### TASK REQUIREMENTS
Pull out every line with the word "WonderFox".

•••

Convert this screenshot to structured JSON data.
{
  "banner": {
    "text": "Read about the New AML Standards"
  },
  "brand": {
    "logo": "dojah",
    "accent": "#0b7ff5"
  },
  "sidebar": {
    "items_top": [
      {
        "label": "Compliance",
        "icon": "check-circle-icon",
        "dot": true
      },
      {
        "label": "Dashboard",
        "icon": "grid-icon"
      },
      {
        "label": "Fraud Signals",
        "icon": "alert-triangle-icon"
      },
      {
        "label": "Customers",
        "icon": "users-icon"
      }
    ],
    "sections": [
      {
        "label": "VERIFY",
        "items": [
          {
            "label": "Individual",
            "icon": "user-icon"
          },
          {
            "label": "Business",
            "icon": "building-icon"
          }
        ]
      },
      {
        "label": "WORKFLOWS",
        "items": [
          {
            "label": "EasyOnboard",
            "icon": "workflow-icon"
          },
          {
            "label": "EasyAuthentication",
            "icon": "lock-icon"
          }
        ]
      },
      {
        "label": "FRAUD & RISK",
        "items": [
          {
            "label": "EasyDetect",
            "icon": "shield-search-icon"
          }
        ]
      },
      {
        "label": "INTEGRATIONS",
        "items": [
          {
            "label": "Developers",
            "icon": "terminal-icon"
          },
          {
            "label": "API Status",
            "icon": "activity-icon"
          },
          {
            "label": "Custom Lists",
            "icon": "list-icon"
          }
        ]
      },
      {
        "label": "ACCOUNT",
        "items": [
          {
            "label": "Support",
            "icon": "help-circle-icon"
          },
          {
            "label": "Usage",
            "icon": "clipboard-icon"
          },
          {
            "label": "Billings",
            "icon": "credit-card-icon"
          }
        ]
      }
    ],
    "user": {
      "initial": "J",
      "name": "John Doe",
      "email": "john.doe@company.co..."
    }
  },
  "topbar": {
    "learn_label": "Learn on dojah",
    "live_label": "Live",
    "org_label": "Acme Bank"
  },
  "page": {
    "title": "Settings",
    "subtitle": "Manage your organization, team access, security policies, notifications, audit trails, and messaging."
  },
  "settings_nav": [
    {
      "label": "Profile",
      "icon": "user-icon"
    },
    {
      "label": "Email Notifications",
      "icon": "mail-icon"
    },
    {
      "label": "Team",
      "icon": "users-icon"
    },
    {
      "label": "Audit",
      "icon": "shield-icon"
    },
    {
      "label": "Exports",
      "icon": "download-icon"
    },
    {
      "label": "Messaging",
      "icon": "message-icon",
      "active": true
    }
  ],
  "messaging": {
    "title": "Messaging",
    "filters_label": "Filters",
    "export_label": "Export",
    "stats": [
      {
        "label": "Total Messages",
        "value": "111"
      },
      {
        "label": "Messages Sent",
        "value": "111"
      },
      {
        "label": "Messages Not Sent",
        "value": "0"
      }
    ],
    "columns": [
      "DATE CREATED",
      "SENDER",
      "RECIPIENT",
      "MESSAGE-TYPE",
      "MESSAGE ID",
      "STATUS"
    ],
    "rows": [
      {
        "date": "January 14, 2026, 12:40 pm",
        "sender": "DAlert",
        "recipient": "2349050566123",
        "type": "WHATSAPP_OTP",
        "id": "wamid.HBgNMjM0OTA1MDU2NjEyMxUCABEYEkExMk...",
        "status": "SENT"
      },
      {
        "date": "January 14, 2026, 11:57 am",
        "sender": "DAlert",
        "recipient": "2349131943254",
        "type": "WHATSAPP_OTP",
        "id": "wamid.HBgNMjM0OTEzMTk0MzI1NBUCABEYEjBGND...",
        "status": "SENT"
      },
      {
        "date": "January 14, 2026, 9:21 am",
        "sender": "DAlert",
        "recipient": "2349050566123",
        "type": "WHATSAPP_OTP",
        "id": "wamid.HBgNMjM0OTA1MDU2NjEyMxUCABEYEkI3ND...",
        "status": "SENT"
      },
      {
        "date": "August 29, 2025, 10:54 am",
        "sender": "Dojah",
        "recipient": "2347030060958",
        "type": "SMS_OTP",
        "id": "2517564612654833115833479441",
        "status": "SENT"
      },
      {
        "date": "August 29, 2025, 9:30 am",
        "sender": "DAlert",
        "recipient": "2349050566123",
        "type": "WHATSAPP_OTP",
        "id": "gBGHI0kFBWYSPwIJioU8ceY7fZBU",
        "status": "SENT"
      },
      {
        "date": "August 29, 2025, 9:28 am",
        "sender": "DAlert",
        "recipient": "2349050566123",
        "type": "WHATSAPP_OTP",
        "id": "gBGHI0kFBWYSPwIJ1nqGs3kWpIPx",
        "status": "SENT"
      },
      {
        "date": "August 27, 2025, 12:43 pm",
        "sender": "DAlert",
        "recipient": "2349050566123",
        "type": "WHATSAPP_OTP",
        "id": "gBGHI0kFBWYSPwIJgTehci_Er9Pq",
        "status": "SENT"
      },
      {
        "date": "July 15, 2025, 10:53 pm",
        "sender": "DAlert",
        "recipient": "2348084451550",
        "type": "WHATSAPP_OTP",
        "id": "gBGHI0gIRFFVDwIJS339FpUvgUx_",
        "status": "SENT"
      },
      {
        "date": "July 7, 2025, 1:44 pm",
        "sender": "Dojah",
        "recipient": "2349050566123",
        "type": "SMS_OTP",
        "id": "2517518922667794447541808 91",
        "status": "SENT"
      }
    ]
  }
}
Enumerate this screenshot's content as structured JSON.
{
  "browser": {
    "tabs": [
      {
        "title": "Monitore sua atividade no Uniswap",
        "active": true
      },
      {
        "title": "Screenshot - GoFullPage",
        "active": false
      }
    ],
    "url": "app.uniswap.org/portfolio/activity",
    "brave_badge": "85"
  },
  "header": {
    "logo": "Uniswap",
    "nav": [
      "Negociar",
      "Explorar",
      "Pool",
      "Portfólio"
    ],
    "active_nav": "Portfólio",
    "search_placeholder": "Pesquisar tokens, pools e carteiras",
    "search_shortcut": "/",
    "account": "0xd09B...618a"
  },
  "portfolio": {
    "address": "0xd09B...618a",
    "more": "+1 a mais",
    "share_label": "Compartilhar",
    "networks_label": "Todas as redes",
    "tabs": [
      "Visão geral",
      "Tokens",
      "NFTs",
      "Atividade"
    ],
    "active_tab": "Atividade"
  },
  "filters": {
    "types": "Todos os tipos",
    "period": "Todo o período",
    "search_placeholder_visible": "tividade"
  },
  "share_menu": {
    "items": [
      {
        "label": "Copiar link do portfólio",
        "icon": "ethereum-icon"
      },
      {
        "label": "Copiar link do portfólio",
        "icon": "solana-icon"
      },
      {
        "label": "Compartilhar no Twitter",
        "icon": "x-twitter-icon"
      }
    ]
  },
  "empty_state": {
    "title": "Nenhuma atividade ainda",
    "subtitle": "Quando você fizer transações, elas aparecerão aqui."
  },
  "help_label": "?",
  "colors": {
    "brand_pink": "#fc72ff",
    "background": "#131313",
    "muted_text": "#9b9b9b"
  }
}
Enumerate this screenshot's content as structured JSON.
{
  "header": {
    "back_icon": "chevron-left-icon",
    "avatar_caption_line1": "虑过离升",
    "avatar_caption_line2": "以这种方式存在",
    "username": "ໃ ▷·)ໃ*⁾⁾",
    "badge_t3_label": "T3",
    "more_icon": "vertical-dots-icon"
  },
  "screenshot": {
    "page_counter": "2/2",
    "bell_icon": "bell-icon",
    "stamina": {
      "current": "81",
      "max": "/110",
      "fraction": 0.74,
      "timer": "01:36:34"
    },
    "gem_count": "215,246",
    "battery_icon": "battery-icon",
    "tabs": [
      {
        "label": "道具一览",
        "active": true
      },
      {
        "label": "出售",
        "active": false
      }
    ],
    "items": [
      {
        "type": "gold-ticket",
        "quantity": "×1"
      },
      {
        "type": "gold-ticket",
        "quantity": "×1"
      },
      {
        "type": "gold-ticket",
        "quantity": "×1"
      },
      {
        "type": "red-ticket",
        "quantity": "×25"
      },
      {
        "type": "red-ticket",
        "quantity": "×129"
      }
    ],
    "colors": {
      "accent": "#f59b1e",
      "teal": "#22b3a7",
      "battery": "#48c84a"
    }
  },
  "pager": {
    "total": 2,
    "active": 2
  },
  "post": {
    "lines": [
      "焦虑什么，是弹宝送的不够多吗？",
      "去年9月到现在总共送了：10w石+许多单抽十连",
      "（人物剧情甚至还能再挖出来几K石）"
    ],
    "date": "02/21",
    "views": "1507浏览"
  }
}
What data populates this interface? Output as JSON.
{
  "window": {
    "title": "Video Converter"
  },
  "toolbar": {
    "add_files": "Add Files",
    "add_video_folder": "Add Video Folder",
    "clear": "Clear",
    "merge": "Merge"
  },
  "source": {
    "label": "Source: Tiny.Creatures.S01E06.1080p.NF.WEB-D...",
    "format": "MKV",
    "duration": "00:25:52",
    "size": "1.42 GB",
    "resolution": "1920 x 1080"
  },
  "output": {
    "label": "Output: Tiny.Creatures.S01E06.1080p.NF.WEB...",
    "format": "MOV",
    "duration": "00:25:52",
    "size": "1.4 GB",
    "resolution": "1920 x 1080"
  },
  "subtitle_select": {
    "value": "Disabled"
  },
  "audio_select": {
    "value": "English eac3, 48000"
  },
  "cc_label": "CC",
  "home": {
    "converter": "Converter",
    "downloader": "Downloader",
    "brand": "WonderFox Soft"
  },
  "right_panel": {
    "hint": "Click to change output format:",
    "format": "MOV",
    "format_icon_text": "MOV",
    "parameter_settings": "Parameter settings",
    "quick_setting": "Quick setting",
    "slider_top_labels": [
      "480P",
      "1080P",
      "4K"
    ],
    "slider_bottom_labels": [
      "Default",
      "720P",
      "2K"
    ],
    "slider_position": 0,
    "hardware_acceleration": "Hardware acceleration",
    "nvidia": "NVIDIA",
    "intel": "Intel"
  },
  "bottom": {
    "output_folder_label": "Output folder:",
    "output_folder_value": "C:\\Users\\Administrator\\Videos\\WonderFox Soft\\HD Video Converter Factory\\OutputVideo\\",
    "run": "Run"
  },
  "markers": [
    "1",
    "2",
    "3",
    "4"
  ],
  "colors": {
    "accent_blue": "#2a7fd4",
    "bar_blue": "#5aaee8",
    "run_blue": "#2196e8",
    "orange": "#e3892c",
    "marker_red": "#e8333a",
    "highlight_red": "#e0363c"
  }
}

•••

### COMPLETED EXERCISE
    "brand": "WonderFox Soft"
    "output_folder_value": "C:\\Users\\Administrator\\Videos\\WonderFox Soft\\HD Video Converter Factory\\OutputVideo\\",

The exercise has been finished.